Set down the full listing exactly, character for character.

→ Given records
····················
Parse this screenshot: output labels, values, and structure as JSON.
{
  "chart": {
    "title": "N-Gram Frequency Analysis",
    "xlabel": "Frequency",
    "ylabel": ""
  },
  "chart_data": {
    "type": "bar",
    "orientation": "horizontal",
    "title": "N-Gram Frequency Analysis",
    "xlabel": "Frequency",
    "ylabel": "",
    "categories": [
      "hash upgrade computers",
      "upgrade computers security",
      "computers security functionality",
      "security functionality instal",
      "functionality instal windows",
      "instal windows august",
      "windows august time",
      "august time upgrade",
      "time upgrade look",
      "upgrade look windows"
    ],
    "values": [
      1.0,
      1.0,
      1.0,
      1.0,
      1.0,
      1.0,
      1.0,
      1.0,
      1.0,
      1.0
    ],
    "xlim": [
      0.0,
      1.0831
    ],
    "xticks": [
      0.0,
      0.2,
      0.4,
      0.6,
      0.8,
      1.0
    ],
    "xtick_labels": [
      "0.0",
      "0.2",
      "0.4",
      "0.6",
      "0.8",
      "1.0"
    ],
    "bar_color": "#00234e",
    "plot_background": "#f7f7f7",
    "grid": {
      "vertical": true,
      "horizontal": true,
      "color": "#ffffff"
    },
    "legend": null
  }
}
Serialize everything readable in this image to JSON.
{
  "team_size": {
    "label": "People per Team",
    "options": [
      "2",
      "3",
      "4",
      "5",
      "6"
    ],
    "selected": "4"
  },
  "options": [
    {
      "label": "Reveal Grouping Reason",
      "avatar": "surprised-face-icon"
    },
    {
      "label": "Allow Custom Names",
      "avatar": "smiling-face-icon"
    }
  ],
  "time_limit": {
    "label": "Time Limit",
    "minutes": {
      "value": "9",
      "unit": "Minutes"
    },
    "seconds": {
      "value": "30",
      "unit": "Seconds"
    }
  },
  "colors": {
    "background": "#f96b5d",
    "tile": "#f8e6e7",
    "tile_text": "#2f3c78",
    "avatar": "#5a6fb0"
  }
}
····················
→ Correct answer
Parse this screenshot: output labels, values, and structure as JSON.
{
  "chart": {
    "title": "N-Gram Frequency Analysis",
    "xlabel": "Frequency",
    "ylabel": ""
  },
  "chart_data": {
    "type": "bar",
    "orientation": "horizontal",
    "title": "N-Gram Frequency Analysis",
    "xlabel": "Frequency",
    "ylabel": "",
    "categories": [
      "hash upgrade computers",
      "upgrade computers security",
      "computers security functionality",
      "security functionality instal",
      "functionality instal windows",
      "instal windows august",
      "windows august time",
      "august time upgrade",
      "time upgrade look",
      "upgrade look windows"
    ],
    "values": [
      1.0,
      1.0,
      1.0,
      1.0,
      1.0,
      1.0,
      1.0,
      1.0,
      1.0,
      1.0
    ],
    "xlim": [
      0.0,
      1.0831
    ],
    "xticks": [
      0.0,
      0.2,
      0.4,
      0.6,
      0.8,
      1.0
    ],
    "xtick_labels": [
      "0.0",
      "0.2",
      "0.4",
      "0.6",
      "0.8",
      "1.0"
    ],
    "bar_color": "#00234e",
    "plot_background": "#f7f7f7",
    "grid": {
      "vertical": true,
      "horizontal": true,
      "color": "#ffffff"
    },
    "legend": null
  }
}
Serialize everything readable in this image to JSON.
{
  "team_size": {
    "label": "People per Team",
    "options": [
      "2",
      "3",
      "4",
      "5",
      "6"
    ],
    "selected": "4"
  },
  "options": [
    {
      "label": "Reveal Grouping Reason",
      "avatar": "surprised-face-icon"
    },
    {
      "label": "Allow Custom Names",
      "avatar": "smiling-face-icon"
    }
  ],
  "time_limit": {
    "label": "Time Limit",
    "minutes": {
      "value": "9",
      "unit": "Minutes"
    },
    "seconds": {
      "value": "30",
      "unit": "Seconds"
    }
  },
  "colors": {
    "background": "#f96b5d",
    "tile": "#f8e6e7",
    "tile_text": "#2f3c78",
    "avatar": "#5a6fb0"
  }
}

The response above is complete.